> _PROVIDED TEXT_:
=-=-=
# this TOC Lady is naked .... Please I.D.



## locomotion (Nov 15, 2016)

yes, yet another ..... TOC frame/fork/crank I.D.
I cannot determine what this frame could be ... need help
bike had no seat, bars, wheels, and an horrible, very thick paint brush paint job
so I blasted the frame with glass beads, and removed the grease from the crank and sprocket, to see what I was up against
the TOC engineering of this crank/sprocket is pretty awesome
might just restore the parts I have as a frame/fork/crank TOC wall hanger
but putting a badge on it would be great


----------



## locomotion (Nov 16, 2016)

reading to different post that just popped-up, I think I have IDed my bike as possibly
1893-1898 National

http://thecabe.com/forum/threads/early-1900s-national-cycle-manufacturing-bicycle.98179/
http://thecabe.com/forum/threads/toc-teens-national-cycle-i-d.100286/

what do you think?


----------



## Rambler (Nov 16, 2016)

http://thecabe.com/forum/threads/toc-teens-national-cycle-i-d.100286/#post-649033


locomotion said:


> not to highjack the tread sorry Jesse, but Rambler, could you jump to my tread after you are done here?
> 
> I think you might just have IDed my ladies bike
> 
> ...




Yes Locomotion. This frame and crank is a 1897 or 1898 National. From reading your above post sadly it sounds that any specific identifying components such as chain guard or skirt guard are missing which makes exact year dating 1897 or 1898 difficult. I will look through the National catalogs this evening and post what my findings are for your bike. However I can confidently say based on the crank your bike is not earlier than 1897 and based on the frame not later than 1898.


----------



## locomotion (Nov 16, 2016)
=-=-=
> _AVAILABLE DATA_:
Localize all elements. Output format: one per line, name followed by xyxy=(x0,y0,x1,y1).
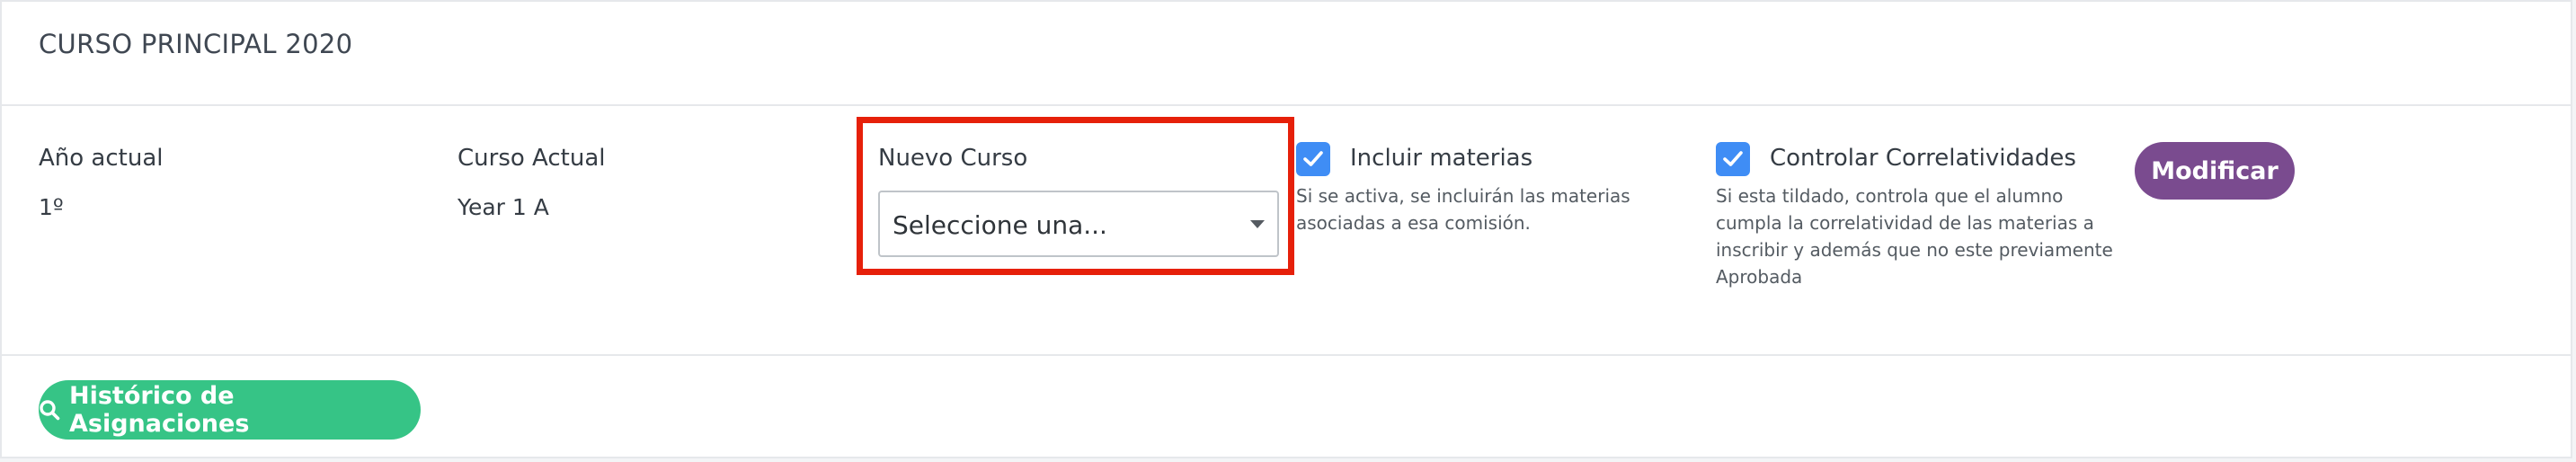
=-=-=
> _TO DO_:
Reproduce the forum thread between "reading to different" and "do you think?", inclusive, swapping "bike" for "bicycle". The listing has no connection to the forum thread.

> _RESPONSE TO THE TASK_:
reading to different post that just popped-up, I think I have IDed my bicycle as possibly
1893-1898 National

http://thecabe.com/forum/threads/early-1900s-national-cycle-manufacturing-bicycle.98179/
http://thecabe.com/forum/threads/toc-teens-national-cycle-i-d.100286/

what do you think?